* Start DATASET RECORDS *

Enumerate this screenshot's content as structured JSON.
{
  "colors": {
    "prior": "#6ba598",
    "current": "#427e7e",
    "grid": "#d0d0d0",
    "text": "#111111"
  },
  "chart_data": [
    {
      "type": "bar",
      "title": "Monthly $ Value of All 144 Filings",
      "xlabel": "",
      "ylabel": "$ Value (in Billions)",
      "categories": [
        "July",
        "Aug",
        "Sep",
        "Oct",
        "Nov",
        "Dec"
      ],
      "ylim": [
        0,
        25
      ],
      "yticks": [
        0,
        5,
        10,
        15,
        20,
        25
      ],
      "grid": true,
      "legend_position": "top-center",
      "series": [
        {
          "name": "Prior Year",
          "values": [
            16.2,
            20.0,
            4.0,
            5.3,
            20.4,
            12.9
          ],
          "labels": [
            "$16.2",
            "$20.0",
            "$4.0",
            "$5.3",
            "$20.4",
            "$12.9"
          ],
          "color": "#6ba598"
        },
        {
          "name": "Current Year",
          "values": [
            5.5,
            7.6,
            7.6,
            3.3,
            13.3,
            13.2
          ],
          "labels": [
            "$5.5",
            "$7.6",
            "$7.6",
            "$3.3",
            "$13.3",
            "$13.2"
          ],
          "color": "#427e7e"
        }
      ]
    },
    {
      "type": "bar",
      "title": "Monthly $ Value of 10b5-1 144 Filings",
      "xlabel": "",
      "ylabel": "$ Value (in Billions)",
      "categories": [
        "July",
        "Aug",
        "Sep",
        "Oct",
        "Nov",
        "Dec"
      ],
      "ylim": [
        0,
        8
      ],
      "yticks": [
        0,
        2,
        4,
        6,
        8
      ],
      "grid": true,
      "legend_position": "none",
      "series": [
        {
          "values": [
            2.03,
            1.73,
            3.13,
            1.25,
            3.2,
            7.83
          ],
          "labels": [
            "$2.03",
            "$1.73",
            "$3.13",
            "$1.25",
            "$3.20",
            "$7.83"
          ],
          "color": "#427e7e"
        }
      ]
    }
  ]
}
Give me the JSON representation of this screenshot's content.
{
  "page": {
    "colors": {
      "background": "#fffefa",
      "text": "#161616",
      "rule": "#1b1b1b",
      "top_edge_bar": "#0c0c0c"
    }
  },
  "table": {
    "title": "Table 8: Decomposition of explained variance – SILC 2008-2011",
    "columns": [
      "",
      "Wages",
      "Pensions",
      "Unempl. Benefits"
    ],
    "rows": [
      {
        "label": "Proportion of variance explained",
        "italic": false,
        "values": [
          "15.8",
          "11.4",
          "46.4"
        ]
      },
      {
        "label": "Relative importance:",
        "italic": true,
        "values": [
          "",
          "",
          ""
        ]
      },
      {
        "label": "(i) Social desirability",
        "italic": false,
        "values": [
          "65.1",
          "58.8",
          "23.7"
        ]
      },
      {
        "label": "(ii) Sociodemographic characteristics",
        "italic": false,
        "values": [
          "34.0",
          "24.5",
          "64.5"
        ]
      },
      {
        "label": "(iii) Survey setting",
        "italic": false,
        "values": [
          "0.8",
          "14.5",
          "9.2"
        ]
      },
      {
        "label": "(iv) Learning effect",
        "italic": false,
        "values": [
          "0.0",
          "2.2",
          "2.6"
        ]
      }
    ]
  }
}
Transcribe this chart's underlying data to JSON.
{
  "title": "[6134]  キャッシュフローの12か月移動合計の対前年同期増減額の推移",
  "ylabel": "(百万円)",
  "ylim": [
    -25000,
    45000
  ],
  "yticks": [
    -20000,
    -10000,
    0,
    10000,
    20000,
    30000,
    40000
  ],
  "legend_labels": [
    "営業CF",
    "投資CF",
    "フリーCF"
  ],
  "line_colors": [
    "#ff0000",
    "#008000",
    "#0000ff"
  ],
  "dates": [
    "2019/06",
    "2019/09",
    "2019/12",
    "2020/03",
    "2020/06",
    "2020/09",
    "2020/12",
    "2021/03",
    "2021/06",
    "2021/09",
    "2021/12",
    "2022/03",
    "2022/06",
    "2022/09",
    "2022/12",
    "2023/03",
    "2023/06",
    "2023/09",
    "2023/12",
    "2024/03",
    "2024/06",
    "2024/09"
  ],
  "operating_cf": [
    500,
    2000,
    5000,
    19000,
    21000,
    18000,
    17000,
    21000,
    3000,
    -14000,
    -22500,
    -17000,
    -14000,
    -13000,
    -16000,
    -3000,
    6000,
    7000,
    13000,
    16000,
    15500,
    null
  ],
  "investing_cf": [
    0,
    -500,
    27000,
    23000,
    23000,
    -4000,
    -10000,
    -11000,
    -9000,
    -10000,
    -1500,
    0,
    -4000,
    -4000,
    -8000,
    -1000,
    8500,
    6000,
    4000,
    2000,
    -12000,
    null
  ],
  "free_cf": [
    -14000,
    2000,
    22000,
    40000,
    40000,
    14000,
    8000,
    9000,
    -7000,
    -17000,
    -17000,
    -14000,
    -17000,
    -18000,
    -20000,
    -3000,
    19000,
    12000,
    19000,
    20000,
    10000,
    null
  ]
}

* End DATASET RECORDS *

**WRITTEN REQUEST**: Without leaving anything out, give the entries again exactly.

**RESULT**:
Enumerate this screenshot's content as structured JSON.
{
  "colors": {
    "prior": "#6ba598",
    "current": "#427e7e",
    "grid": "#d0d0d0",
    "text": "#111111"
  },
  "chart_data": [
    {
      "type": "bar",
      "title": "Monthly $ Value of All 144 Filings",
      "xlabel": "",
      "ylabel": "$ Value (in Billions)",
      "categories": [
        "July",
        "Aug",
        "Sep",
        "Oct",
        "Nov",
        "Dec"
      ],
      "ylim": [
        0,
        25
      ],
      "yticks": [
        0,
        5,
        10,
        15,
        20,
        25
      ],
      "grid": true,
      "legend_position": "top-center",
      "series": [
        {
          "name": "Prior Year",
          "values": [
            16.2,
            20.0,
            4.0,
            5.3,
            20.4,
            12.9
          ],
          "labels": [
            "$16.2",
            "$20.0",
            "$4.0",
            "$5.3",
            "$20.4",
            "$12.9"
          ],
          "color": "#6ba598"
        },
        {
          "name": "Current Year",
          "values": [
            5.5,
            7.6,
            7.6,
            3.3,
            13.3,
            13.2
          ],
          "labels": [
            "$5.5",
            "$7.6",
            "$7.6",
            "$3.3",
            "$13.3",
            "$13.2"
          ],
          "color": "#427e7e"
        }
      ]
    },
    {
      "type": "bar",
      "title": "Monthly $ Value of 10b5-1 144 Filings",
      "xlabel": "",
      "ylabel": "$ Value (in Billions)",
      "categories": [
        "July",
        "Aug",
        "Sep",
        "Oct",
        "Nov",
        "Dec"
      ],
      "ylim": [
        0,
        8
      ],
      "yticks": [
        0,
        2,
        4,
        6,
        8
      ],
      "grid": true,
      "legend_position": "none",
      "series": [
        {
          "values": [
            2.03,
            1.73,
            3.13,
            1.25,
            3.2,
            7.83
          ],
          "labels": [
            "$2.03",
            "$1.73",
            "$3.13",
            "$1.25",
            "$3.20",
            "$7.83"
          ],
          "color": "#427e7e"
        }
      ]
    }
  ]
}
Give me the JSON representation of this screenshot's content.
{
  "page": {
    "colors": {
      "background": "#fffefa",
      "text": "#161616",
      "rule": "#1b1b1b",
      "top_edge_bar": "#0c0c0c"
    }
  },
  "table": {
    "title": "Table 8: Decomposition of explained variance – SILC 2008-2011",
    "columns": [
      "",
      "Wages",
      "Pensions",
      "Unempl. Benefits"
    ],
    "rows": [
      {
        "label": "Proportion of variance explained",
        "italic": false,
        "values": [
          "15.8",
          "11.4",
          "46.4"
        ]
      },
      {
        "label": "Relative importance:",
        "italic": true,
        "values": [
          "",
          "",
          ""
        ]
      },
      {
        "label": "(i) Social desirability",
        "italic": false,
        "values": [
          "65.1",
          "58.8",
          "23.7"
        ]
      },
      {
        "label": "(ii) Sociodemographic characteristics",
        "italic": false,
        "values": [
          "34.0",
          "24.5",
          "64.5"
        ]
      },
      {
        "label": "(iii) Survey setting",
        "italic": false,
        "values": [
          "0.8",
          "14.5",
          "9.2"
        ]
      },
      {
        "label": "(iv) Learning effect",
        "italic": false,
        "values": [
          "0.0",
          "2.2",
          "2.6"
        ]
      }
    ]
  }
}
Transcribe this chart's underlying data to JSON.
{
  "title": "[6134]  キャッシュフローの12か月移動合計の対前年同期増減額の推移",
  "ylabel": "(百万円)",
  "ylim": [
    -25000,
    45000
  ],
  "yticks": [
    -20000,
    -10000,
    0,
    10000,
    20000,
    30000,
    40000
  ],
  "legend_labels": [
    "営業CF",
    "投資CF",
    "フリーCF"
  ],
  "line_colors": [
    "#ff0000",
    "#008000",
    "#0000ff"
  ],
  "dates": [
    "2019/06",
    "2019/09",
    "2019/12",
    "2020/03",
    "2020/06",
    "2020/09",
    "2020/12",
    "2021/03",
    "2021/06",
    "2021/09",
    "2021/12",
    "2022/03",
    "2022/06",
    "2022/09",
    "2022/12",
    "2023/03",
    "2023/06",
    "2023/09",
    "2023/12",
    "2024/03",
    "2024/06",
    "2024/09"
  ],
  "operating_cf": [
    500,
    2000,
    5000,
    19000,
    21000,
    18000,
    17000,
    21000,
    3000,
    -14000,
    -22500,
    -17000,
    -14000,
    -13000,
    -16000,
    -3000,
    6000,
    7000,
    13000,
    16000,
    15500,
    null
  ],
  "investing_cf": [
    0,
    -500,
    27000,
    23000,
    23000,
    -4000,
    -10000,
    -11000,
    -9000,
    -10000,
    -1500,
    0,
    -4000,
    -4000,
    -8000,
    -1000,
    8500,
    6000,
    4000,
    2000,
    -12000,
    null
  ],
  "free_cf": [
    -14000,
    2000,
    22000,
    40000,
    40000,
    14000,
    8000,
    9000,
    -7000,
    -17000,
    -17000,
    -14000,
    -17000,
    -18000,
    -20000,
    -3000,
    19000,
    12000,
    19000,
    20000,
    10000,
    null
  ]
}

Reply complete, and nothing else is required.